*Goal*
Restate the listing below word for word, omitting any images.

*Material for this task*
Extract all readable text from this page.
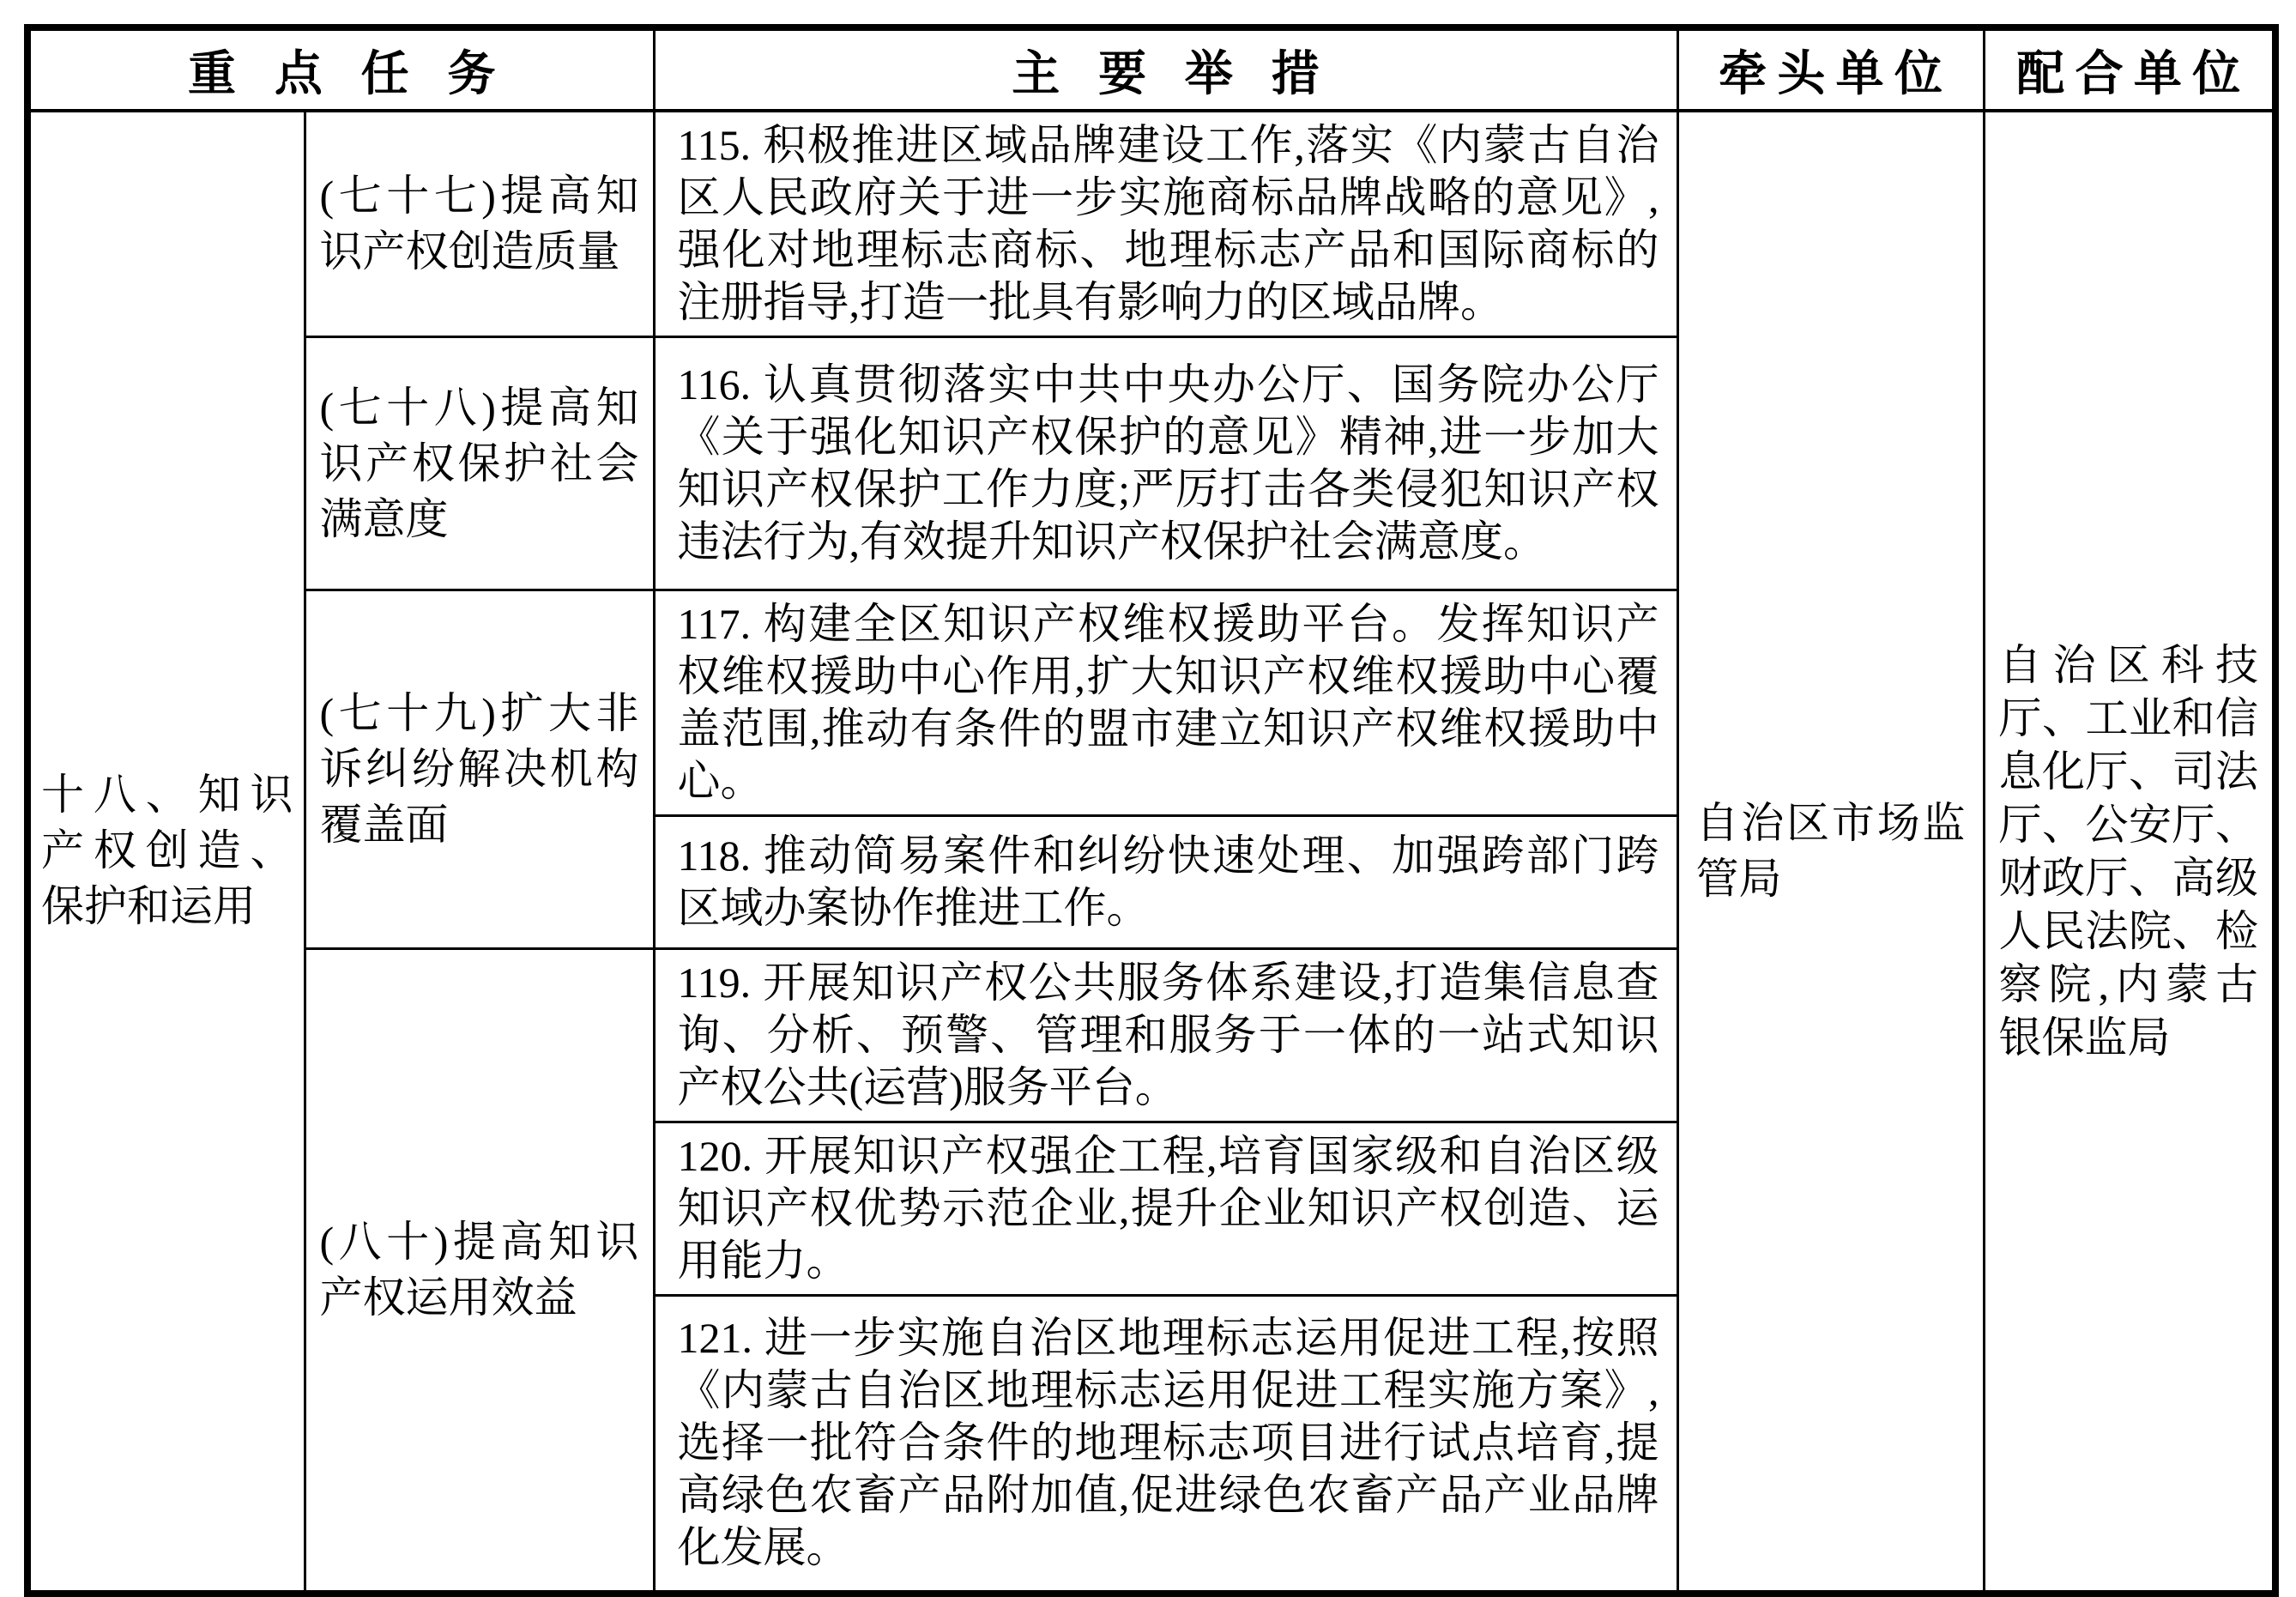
重点任务		主要举措	牵头单位	配合单位
十八、知识产权创造、保护和运用	(七十七)提高知识产权创造质量	115. 积极推进区域品牌建设工作,落实《内蒙古自治区人民政府关于进一步实施商标品牌战略的意见》,强化对地理标志商标、地理标志产品和国际商标的注册指导,打造一批具有影响力的区域品牌。	自治区市场监管局	自治区科技厅、工业和信息化厅、司法厅、公安厅、财政厅、高级人民法院、检察院,内蒙古银保监局
	(七十八)提高知识产权保护社会满意度	116. 认真贯彻落实中共中央办公厅、国务院办公厅《关于强化知识产权保护的意见》精神,进一步加大知识产权保护工作力度;严厉打击各类侵犯知识产权违法行为,有效提升知识产权保护社会满意度。		
	(七十九)扩大非诉纠纷解决机构覆盖面	117. 构建全区知识产权维权援助平台。发挥知识产权维权援助中心作用,扩大知识产权维权援助中心覆盖范围,推动有条件的盟市建立知识产权维权援助中心。		
		118. 推动简易案件和纠纷快速处理、加强跨部门跨区域办案协作推进工作。		
	(八十)提高知识产权运用效益	119. 开展知识产权公共服务体系建设,打造集信息查询、分析、预警、管理和服务于一体的一站式知识产权公共(运营)服务平台。		
		120. 开展知识产权强企工程,培育国家级和自治区级知识产权优势示范企业,提升企业知识产权创造、运用能力。		
		121. 进一步实施自治区地理标志运用促进工程,按照《内蒙古自治区地理标志运用促进工程实施方案》,选择一批符合条件的地理标志项目进行试点培育,提高绿色农畜产品附加值,促进绿色农畜产品产业品牌化发展。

*Task answer*
Extract all readable text from this page.
重点任务		主要举措	牵头单位	配合单位
十八、知识产权创造、保护和运用	(七十七)提高知识产权创造质量	115. 积极推进区域品牌建设工作,落实《内蒙古自治区人民政府关于进一步实施商标品牌战略的意见》,强化对地理标志商标、地理标志产品和国际商标的注册指导,打造一批具有影响力的区域品牌。	自治区市场监管局	自治区科技厅、工业和信息化厅、司法厅、公安厅、财政厅、高级人民法院、检察院,内蒙古银保监局
	(七十八)提高知识产权保护社会满意度	116. 认真贯彻落实中共中央办公厅、国务院办公厅《关于强化知识产权保护的意见》精神,进一步加大知识产权保护工作力度;严厉打击各类侵犯知识产权违法行为,有效提升知识产权保护社会满意度。		
	(七十九)扩大非诉纠纷解决机构覆盖面	117. 构建全区知识产权维权援助平台。发挥知识产权维权援助中心作用,扩大知识产权维权援助中心覆盖范围,推动有条件的盟市建立知识产权维权援助中心。		
		118. 推动简易案件和纠纷快速处理、加强跨部门跨区域办案协作推进工作。		
	(八十)提高知识产权运用效益	119. 开展知识产权公共服务体系建设,打造集信息查询、分析、预警、管理和服务于一体的一站式知识产权公共(运营)服务平台。		
		120. 开展知识产权强企工程,培育国家级和自治区级知识产权优势示范企业,提升企业知识产权创造、运用能力。		
		121. 进一步实施自治区地理标志运用促进工程,按照《内蒙古自治区地理标志运用促进工程实施方案》,选择一批符合条件的地理标志项目进行试点培育,提高绿色农畜产品附加值,促进绿色农畜产品产业品牌化发展。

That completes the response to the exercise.